§ Aim of the exercise:
Copy every line from the records below that holds the word "Carrier".

::: Entries shown :::

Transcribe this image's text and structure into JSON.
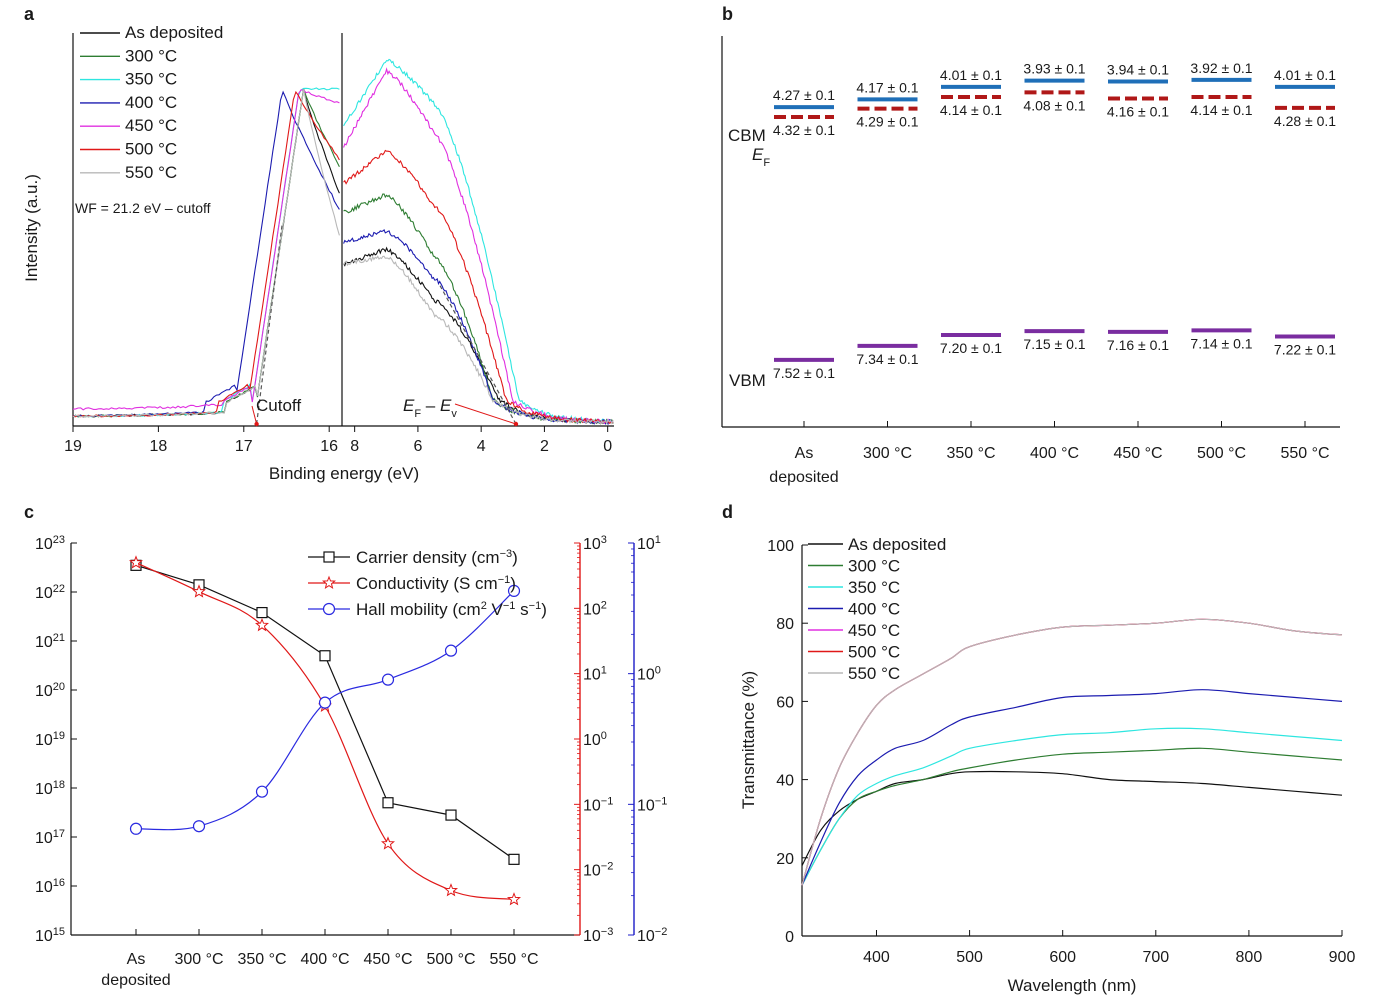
{
  "chart_data": [
    {
      "panel": "a",
      "type": "line",
      "title": "",
      "xlabel": "Binding energy (eV)",
      "ylabel": "Intensity (a.u.)",
      "xlim": [
        19,
        -0.2
      ],
      "xticks": [
        19,
        18,
        17,
        16,
        8,
        6,
        4,
        2,
        0
      ],
      "axis_break_at": 8.4,
      "annotation_wf": "WF = 21.2 eV – cutoff",
      "annotation_cutoff": "Cutoff",
      "annotation_ef_ev": "E",
      "annotation_ef_sub": "F",
      "annotation_minus": " – ",
      "annotation_ev": "E",
      "annotation_ev_sub": "v",
      "cutoff_energy": 16.85,
      "valence_edge_energy": 2.9,
      "series": [
        {
          "name": "As deposited",
          "color": "#111111",
          "cutoff": 16.85,
          "plateau": 0.73,
          "left_mid": 0.62,
          "right_start": 0.44,
          "right_hump": 0.48,
          "right_mid": 0.34,
          "edge": 3.4
        },
        {
          "name": "300 °C",
          "color": "#2e7d32",
          "cutoff": 16.85,
          "plateau": 0.76,
          "left_mid": 0.7,
          "right_start": 0.58,
          "right_hump": 0.63,
          "right_mid": 0.46,
          "edge": 3.6
        },
        {
          "name": "350 °C",
          "color": "#2ee6e0",
          "cutoff": 16.9,
          "plateau": 0.82,
          "left_mid": 0.92,
          "right_start": 0.82,
          "right_hump": 1.0,
          "right_mid": 0.88,
          "edge": 2.8
        },
        {
          "name": "400 °C",
          "color": "#1c1cb0",
          "cutoff": 17.1,
          "plateau": 0.74,
          "left_mid": 0.58,
          "right_start": 0.5,
          "right_hump": 0.53,
          "right_mid": 0.4,
          "edge": 3.6
        },
        {
          "name": "450 °C",
          "color": "#e030e0",
          "cutoff": 16.9,
          "plateau": 0.78,
          "left_mid": 0.88,
          "right_start": 0.76,
          "right_hump": 0.97,
          "right_mid": 0.8,
          "edge": 3.0
        },
        {
          "name": "500 °C",
          "color": "#e01818",
          "cutoff": 16.95,
          "plateau": 0.77,
          "left_mid": 0.72,
          "right_start": 0.66,
          "right_hump": 0.75,
          "right_mid": 0.6,
          "edge": 3.2
        },
        {
          "name": "550 °C",
          "color": "#b8b8b8",
          "cutoff": 16.85,
          "plateau": 0.72,
          "left_mid": 0.5,
          "right_start": 0.44,
          "right_hump": 0.46,
          "right_mid": 0.3,
          "edge": 3.6
        }
      ]
    },
    {
      "panel": "b",
      "type": "level-diagram",
      "ylabel": "",
      "categories": [
        "As deposited",
        "300 °C",
        "350 °C",
        "400 °C",
        "450 °C",
        "500 °C",
        "550 °C"
      ],
      "category_lines": [
        [
          "As",
          "deposited"
        ],
        [
          "300 °C"
        ],
        [
          "350 °C"
        ],
        [
          "400 °C"
        ],
        [
          "450 °C"
        ],
        [
          "500 °C"
        ],
        [
          "550 °C"
        ]
      ],
      "ylim": [
        8.1,
        3.6
      ],
      "level_labels": {
        "cbm": "CBM",
        "ef": "E",
        "ef_sub": "F",
        "vbm": "VBM"
      },
      "cbm": [
        4.27,
        4.17,
        4.01,
        3.93,
        3.94,
        3.92,
        4.01
      ],
      "ef": [
        4.32,
        4.29,
        4.14,
        4.08,
        4.16,
        4.14,
        4.28
      ],
      "vbm": [
        7.52,
        7.34,
        7.2,
        7.15,
        7.16,
        7.14,
        7.22
      ],
      "cbm_labels": [
        "4.27 ± 0.1",
        "4.17 ± 0.1",
        "4.01 ± 0.1",
        "3.93 ± 0.1",
        "3.94 ± 0.1",
        "3.92 ± 0.1",
        "4.01 ± 0.1"
      ],
      "ef_labels": [
        "4.32 ± 0.1",
        "4.29 ± 0.1",
        "4.14 ± 0.1",
        "4.08 ± 0.1",
        "4.16 ± 0.1",
        "4.14 ± 0.1",
        "4.28 ± 0.1"
      ],
      "vbm_labels": [
        "7.52 ± 0.1",
        "7.34 ± 0.1",
        "7.20 ± 0.1",
        "7.15 ± 0.1",
        "7.16 ± 0.1",
        "7.14 ± 0.1",
        "7.22 ± 0.1"
      ],
      "colors": {
        "cbm": "#1f6fb8",
        "ef": "#b01818",
        "vbm": "#7a2da0"
      }
    },
    {
      "panel": "c",
      "type": "line",
      "categories": [
        "As deposited",
        "300 °C",
        "350 °C",
        "400 °C",
        "450 °C",
        "500 °C",
        "550 °C"
      ],
      "category_lines": [
        [
          "As",
          "deposited"
        ],
        [
          "300 °C"
        ],
        [
          "350 °C"
        ],
        [
          "400 °C"
        ],
        [
          "450 °C"
        ],
        [
          "500 °C"
        ],
        [
          "550 °C"
        ]
      ],
      "left_axis": {
        "label": "",
        "log_range": [
          15,
          23
        ],
        "tick_base": "10",
        "exponents": [
          "15",
          "16",
          "17",
          "18",
          "19",
          "20",
          "21",
          "22",
          "23"
        ]
      },
      "right_axis_1": {
        "log_range": [
          -3,
          3
        ],
        "color": "#e01818",
        "tick_base": "10",
        "exponents": [
          "−3",
          "−2",
          "−1",
          "0",
          "1",
          "2",
          "3"
        ]
      },
      "right_axis_2": {
        "log_range": [
          -2,
          1
        ],
        "color": "#1c1cc8",
        "tick_base": "10",
        "exponents": [
          "−2",
          "−1",
          "0",
          "1"
        ]
      },
      "series": [
        {
          "name": "Carrier density",
          "legend": [
            "Carrier density (cm",
            "−3",
            ")"
          ],
          "axis": "left",
          "marker": "square",
          "color": "#111111",
          "values": [
            3.5e+22,
            1.4e+22,
            3.8e+21,
            5e+20,
            5e+17,
            2.8e+17,
            3.5e+16
          ]
        },
        {
          "name": "Conductivity",
          "legend": [
            "Conductivity (S cm",
            "−1",
            ")"
          ],
          "axis": "right_1",
          "marker": "star",
          "color": "#e01818",
          "values": [
            500,
            180,
            55,
            3.2,
            0.025,
            0.0048,
            0.0035
          ]
        },
        {
          "name": "Hall mobility",
          "legend": [
            "Hall mobility (cm",
            "2",
            " V",
            "−1",
            " s",
            "−1",
            ")"
          ],
          "axis": "right_2",
          "marker": "circle",
          "color": "#2a2ae0",
          "values": [
            0.065,
            0.068,
            0.125,
            0.6,
            0.9,
            1.5,
            4.3
          ]
        }
      ]
    },
    {
      "panel": "d",
      "type": "line",
      "xlabel": "Wavelength (nm)",
      "ylabel": "Transmittance (%)",
      "xlim": [
        320,
        900
      ],
      "ylim": [
        0,
        100
      ],
      "xticks": [
        400,
        500,
        600,
        700,
        800,
        900
      ],
      "yticks": [
        0,
        20,
        40,
        60,
        80,
        100
      ],
      "x": [
        320,
        340,
        360,
        380,
        400,
        420,
        450,
        480,
        500,
        550,
        600,
        650,
        700,
        750,
        800,
        850,
        900
      ],
      "series": [
        {
          "name": "As deposited",
          "color": "#111111",
          "values": [
            18,
            27,
            32,
            35,
            37,
            39,
            40,
            41.5,
            42,
            42,
            41.5,
            40,
            39.5,
            39,
            38,
            37,
            36
          ]
        },
        {
          "name": "300 °C",
          "color": "#2e7d32",
          "values": [
            13,
            22,
            30,
            35,
            37,
            38.5,
            40,
            42,
            43,
            45,
            46.5,
            47,
            47.5,
            48,
            47,
            46,
            45
          ]
        },
        {
          "name": "350 °C",
          "color": "#2ee6e0",
          "values": [
            13,
            22,
            30,
            36,
            39,
            41,
            43,
            46,
            48,
            50,
            51.5,
            52,
            53,
            53,
            52,
            51,
            50
          ]
        },
        {
          "name": "400 °C",
          "color": "#1c1cb0",
          "values": [
            13,
            24,
            34,
            41,
            45,
            48,
            50,
            54,
            56,
            58.5,
            61,
            61.5,
            62,
            63,
            62,
            61,
            60
          ]
        },
        {
          "name": "450 °C",
          "color": "#e030e0",
          "values": [
            13,
            30,
            43,
            52,
            59,
            63,
            67,
            71,
            74,
            77,
            79,
            79.5,
            80,
            81,
            80,
            78,
            77
          ]
        },
        {
          "name": "500 °C",
          "color": "#e01818",
          "values": [
            13,
            30,
            43,
            52,
            59,
            63,
            67,
            71,
            74,
            77,
            79,
            79.5,
            80,
            81,
            80,
            78,
            77
          ]
        },
        {
          "name": "550 °C",
          "color": "#b8b8b8",
          "values": [
            13,
            30,
            43,
            52,
            59,
            63,
            67,
            71,
            74,
            77,
            79,
            79.5,
            80,
            81,
            80,
            78,
            77
          ]
        }
      ]
    }
  ]
}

:::

§ Exercise result:
          "name": "Carrier density",
            "Carrier density (cm",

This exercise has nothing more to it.